_Records provided_.
[Begin]
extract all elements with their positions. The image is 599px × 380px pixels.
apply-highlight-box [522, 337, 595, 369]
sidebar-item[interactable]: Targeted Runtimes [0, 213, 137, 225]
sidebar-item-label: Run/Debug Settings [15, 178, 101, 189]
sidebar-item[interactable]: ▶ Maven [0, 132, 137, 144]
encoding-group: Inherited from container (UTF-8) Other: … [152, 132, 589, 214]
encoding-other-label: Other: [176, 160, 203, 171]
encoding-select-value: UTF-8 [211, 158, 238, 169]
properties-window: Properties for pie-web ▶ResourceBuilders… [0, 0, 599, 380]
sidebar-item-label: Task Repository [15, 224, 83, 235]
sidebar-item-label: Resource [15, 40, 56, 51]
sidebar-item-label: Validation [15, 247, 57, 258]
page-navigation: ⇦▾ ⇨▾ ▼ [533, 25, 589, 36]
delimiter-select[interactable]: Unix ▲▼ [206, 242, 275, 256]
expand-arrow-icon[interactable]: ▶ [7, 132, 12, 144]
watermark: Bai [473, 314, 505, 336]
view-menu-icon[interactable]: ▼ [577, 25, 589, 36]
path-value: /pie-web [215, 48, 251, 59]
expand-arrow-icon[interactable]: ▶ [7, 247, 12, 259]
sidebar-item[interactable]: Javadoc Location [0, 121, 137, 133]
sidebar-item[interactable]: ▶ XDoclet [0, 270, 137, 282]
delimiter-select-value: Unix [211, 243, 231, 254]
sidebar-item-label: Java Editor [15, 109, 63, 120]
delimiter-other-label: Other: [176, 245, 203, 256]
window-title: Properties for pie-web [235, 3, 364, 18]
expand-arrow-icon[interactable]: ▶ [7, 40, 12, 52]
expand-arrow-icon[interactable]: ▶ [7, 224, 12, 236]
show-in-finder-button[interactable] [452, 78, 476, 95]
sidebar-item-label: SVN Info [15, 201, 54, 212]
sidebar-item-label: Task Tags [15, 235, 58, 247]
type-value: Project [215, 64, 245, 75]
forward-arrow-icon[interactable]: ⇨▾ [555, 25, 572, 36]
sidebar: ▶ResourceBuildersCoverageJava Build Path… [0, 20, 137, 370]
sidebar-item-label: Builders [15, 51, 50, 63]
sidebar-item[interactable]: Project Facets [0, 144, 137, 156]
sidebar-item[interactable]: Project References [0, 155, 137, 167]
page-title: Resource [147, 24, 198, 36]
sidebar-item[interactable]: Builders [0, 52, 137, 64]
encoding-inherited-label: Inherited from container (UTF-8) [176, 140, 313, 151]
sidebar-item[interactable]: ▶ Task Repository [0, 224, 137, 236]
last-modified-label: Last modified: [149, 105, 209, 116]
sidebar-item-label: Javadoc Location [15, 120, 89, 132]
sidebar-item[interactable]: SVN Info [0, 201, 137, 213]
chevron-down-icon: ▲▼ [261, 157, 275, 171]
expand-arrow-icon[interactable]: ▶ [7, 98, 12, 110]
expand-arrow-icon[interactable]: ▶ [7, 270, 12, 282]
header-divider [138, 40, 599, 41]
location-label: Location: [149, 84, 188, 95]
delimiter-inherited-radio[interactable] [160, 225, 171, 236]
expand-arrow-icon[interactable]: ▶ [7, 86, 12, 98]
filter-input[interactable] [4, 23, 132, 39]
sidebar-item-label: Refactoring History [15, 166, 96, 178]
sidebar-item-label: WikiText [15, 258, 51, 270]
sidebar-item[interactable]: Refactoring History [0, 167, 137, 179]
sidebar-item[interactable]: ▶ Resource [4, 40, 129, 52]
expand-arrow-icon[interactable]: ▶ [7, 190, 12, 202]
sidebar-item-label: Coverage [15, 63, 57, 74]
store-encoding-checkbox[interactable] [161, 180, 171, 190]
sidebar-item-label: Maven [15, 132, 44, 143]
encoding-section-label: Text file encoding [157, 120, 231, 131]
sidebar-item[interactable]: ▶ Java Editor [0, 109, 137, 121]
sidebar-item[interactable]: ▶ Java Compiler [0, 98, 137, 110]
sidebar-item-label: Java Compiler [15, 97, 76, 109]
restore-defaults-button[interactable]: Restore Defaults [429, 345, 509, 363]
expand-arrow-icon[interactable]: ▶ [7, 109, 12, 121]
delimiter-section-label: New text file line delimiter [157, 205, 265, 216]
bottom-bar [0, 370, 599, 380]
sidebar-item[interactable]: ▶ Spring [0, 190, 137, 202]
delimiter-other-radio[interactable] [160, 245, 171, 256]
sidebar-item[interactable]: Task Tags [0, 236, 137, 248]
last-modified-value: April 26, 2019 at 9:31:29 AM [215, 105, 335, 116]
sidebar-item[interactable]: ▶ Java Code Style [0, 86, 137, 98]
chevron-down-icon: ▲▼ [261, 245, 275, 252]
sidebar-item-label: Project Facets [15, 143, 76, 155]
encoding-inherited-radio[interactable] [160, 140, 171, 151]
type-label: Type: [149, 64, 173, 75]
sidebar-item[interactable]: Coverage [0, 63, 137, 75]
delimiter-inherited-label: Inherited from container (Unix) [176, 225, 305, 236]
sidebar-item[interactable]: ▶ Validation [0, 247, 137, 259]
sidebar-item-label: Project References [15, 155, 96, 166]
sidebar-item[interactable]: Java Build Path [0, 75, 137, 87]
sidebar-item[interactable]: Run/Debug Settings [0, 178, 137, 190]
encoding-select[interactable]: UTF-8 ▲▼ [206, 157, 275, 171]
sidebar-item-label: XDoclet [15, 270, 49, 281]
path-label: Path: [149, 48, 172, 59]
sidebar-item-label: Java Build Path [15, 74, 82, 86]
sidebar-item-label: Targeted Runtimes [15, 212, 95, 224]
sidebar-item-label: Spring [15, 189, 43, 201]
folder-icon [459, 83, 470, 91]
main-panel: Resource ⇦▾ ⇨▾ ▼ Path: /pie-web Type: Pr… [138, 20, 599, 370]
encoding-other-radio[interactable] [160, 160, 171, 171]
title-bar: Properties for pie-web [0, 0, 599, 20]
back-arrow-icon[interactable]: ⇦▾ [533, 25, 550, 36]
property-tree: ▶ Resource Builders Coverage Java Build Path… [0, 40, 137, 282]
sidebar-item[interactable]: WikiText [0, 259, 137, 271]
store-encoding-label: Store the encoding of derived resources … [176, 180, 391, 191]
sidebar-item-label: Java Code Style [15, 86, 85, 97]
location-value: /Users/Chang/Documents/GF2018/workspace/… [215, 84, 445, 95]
[End]
Please rewrite all of the data above, changing every "Task Repository" to "Issue Tracker" and leaving everything else as it is.

extract all elements with their positions. The image is 599px × 380px pixels.
apply-highlight-box [522, 337, 595, 369]
sidebar-item[interactable]: Targeted Runtimes [0, 213, 137, 225]
sidebar-item-label: Run/Debug Settings [15, 178, 101, 189]
sidebar-item[interactable]: ▶ Maven [0, 132, 137, 144]
encoding-group: Inherited from container (UTF-8) Other: … [152, 132, 589, 214]
encoding-other-label: Other: [176, 160, 203, 171]
encoding-select-value: UTF-8 [211, 158, 238, 169]
properties-window: Properties for pie-web ▶ResourceBuilders… [0, 0, 599, 380]
sidebar-item-label: Issue Tracker [15, 224, 83, 235]
sidebar-item-label: Resource [15, 40, 56, 51]
sidebar-item-label: Validation [15, 247, 57, 258]
page-navigation: ⇦▾ ⇨▾ ▼ [533, 25, 589, 36]
delimiter-select[interactable]: Unix ▲▼ [206, 242, 275, 256]
expand-arrow-icon[interactable]: ▶ [7, 132, 12, 144]
watermark: Bai [473, 314, 505, 336]
view-menu-icon[interactable]: ▼ [577, 25, 589, 36]
path-value: /pie-web [215, 48, 251, 59]
expand-arrow-icon[interactable]: ▶ [7, 247, 12, 259]
sidebar-item[interactable]: Javadoc Location [0, 121, 137, 133]
sidebar-item[interactable]: ▶ XDoclet [0, 270, 137, 282]
delimiter-select-value: Unix [211, 243, 231, 254]
sidebar-item-label: Java Editor [15, 109, 63, 120]
delimiter-other-label: Other: [176, 245, 203, 256]
window-title: Properties for pie-web [235, 3, 364, 18]
expand-arrow-icon[interactable]: ▶ [7, 40, 12, 52]
expand-arrow-icon[interactable]: ▶ [7, 224, 12, 236]
show-in-finder-button[interactable] [452, 78, 476, 95]
sidebar-item-label: SVN Info [15, 201, 54, 212]
sidebar-item-label: Task Tags [15, 235, 58, 247]
type-value: Project [215, 64, 245, 75]
forward-arrow-icon[interactable]: ⇨▾ [555, 25, 572, 36]
sidebar: ▶ResourceBuildersCoverageJava Build Path… [0, 20, 137, 370]
sidebar-item-label: Builders [15, 51, 50, 63]
sidebar-item[interactable]: Project Facets [0, 144, 137, 156]
sidebar-item[interactable]: Project References [0, 155, 137, 167]
page-title: Resource [147, 24, 198, 36]
sidebar-item[interactable]: Builders [0, 52, 137, 64]
encoding-inherited-label: Inherited from container (UTF-8) [176, 140, 313, 151]
sidebar-item[interactable]: ▶ Issue Tracker [0, 224, 137, 236]
last-modified-label: Last modified: [149, 105, 209, 116]
sidebar-item-label: Javadoc Location [15, 120, 89, 132]
sidebar-item[interactable]: SVN Info [0, 201, 137, 213]
chevron-down-icon: ▲▼ [261, 157, 275, 171]
expand-arrow-icon[interactable]: ▶ [7, 98, 12, 110]
expand-arrow-icon[interactable]: ▶ [7, 270, 12, 282]
header-divider [138, 40, 599, 41]
location-label: Location: [149, 84, 188, 95]
delimiter-inherited-radio[interactable] [160, 225, 171, 236]
expand-arrow-icon[interactable]: ▶ [7, 86, 12, 98]
filter-input[interactable] [4, 23, 132, 39]
sidebar-item-label: Refactoring History [15, 166, 96, 178]
sidebar-item-label: WikiText [15, 258, 51, 270]
sidebar-item[interactable]: Refactoring History [0, 167, 137, 179]
sidebar-item[interactable]: ▶ Resource [4, 40, 129, 52]
expand-arrow-icon[interactable]: ▶ [7, 190, 12, 202]
sidebar-item-label: Coverage [15, 63, 57, 74]
store-encoding-checkbox[interactable] [161, 180, 171, 190]
sidebar-item-label: Maven [15, 132, 44, 143]
encoding-section-label: Text file encoding [157, 120, 231, 131]
sidebar-item[interactable]: ▶ Java Editor [0, 109, 137, 121]
sidebar-item[interactable]: ▶ Java Compiler [0, 98, 137, 110]
sidebar-item-label: Java Compiler [15, 97, 76, 109]
restore-defaults-button[interactable]: Restore Defaults [429, 345, 509, 363]
expand-arrow-icon[interactable]: ▶ [7, 109, 12, 121]
delimiter-section-label: New text file line delimiter [157, 205, 265, 216]
bottom-bar [0, 370, 599, 380]
sidebar-item[interactable]: ▶ Spring [0, 190, 137, 202]
delimiter-other-radio[interactable] [160, 245, 171, 256]
sidebar-item[interactable]: Task Tags [0, 236, 137, 248]
last-modified-value: April 26, 2019 at 9:31:29 AM [215, 105, 335, 116]
sidebar-item[interactable]: ▶ Java Code Style [0, 86, 137, 98]
chevron-down-icon: ▲▼ [261, 245, 275, 252]
sidebar-item-label: Project Facets [15, 143, 76, 155]
encoding-inherited-radio[interactable] [160, 140, 171, 151]
type-label: Type: [149, 64, 173, 75]
sidebar-item[interactable]: Coverage [0, 63, 137, 75]
delimiter-inherited-label: Inherited from container (Unix) [176, 225, 305, 236]
sidebar-item[interactable]: ▶ Validation [0, 247, 137, 259]
sidebar-item-label: Project References [15, 155, 96, 166]
sidebar-item[interactable]: Java Build Path [0, 75, 137, 87]
sidebar-item[interactable]: Run/Debug Settings [0, 178, 137, 190]
encoding-select[interactable]: UTF-8 ▲▼ [206, 157, 275, 171]
sidebar-item-label: XDoclet [15, 270, 49, 281]
path-label: Path: [149, 48, 172, 59]
sidebar-item-label: Java Build Path [15, 74, 82, 86]
sidebar-item-label: Targeted Runtimes [15, 212, 95, 224]
sidebar-item-label: Spring [15, 189, 43, 201]
folder-icon [459, 83, 470, 91]
main-panel: Resource ⇦▾ ⇨▾ ▼ Path: /pie-web Type: Pr… [138, 20, 599, 370]
encoding-other-radio[interactable] [160, 160, 171, 171]
title-bar: Properties for pie-web [0, 0, 599, 20]
back-arrow-icon[interactable]: ⇦▾ [533, 25, 550, 36]
property-tree: ▶ Resource Builders Coverage Java Build Path… [0, 40, 137, 282]
sidebar-item[interactable]: WikiText [0, 259, 137, 271]
store-encoding-label: Store the encoding of derived resources … [176, 180, 391, 191]
sidebar-item-label: Java Code Style [15, 86, 85, 97]
location-value: /Users/Chang/Documents/GF2018/workspace/… [215, 84, 445, 95]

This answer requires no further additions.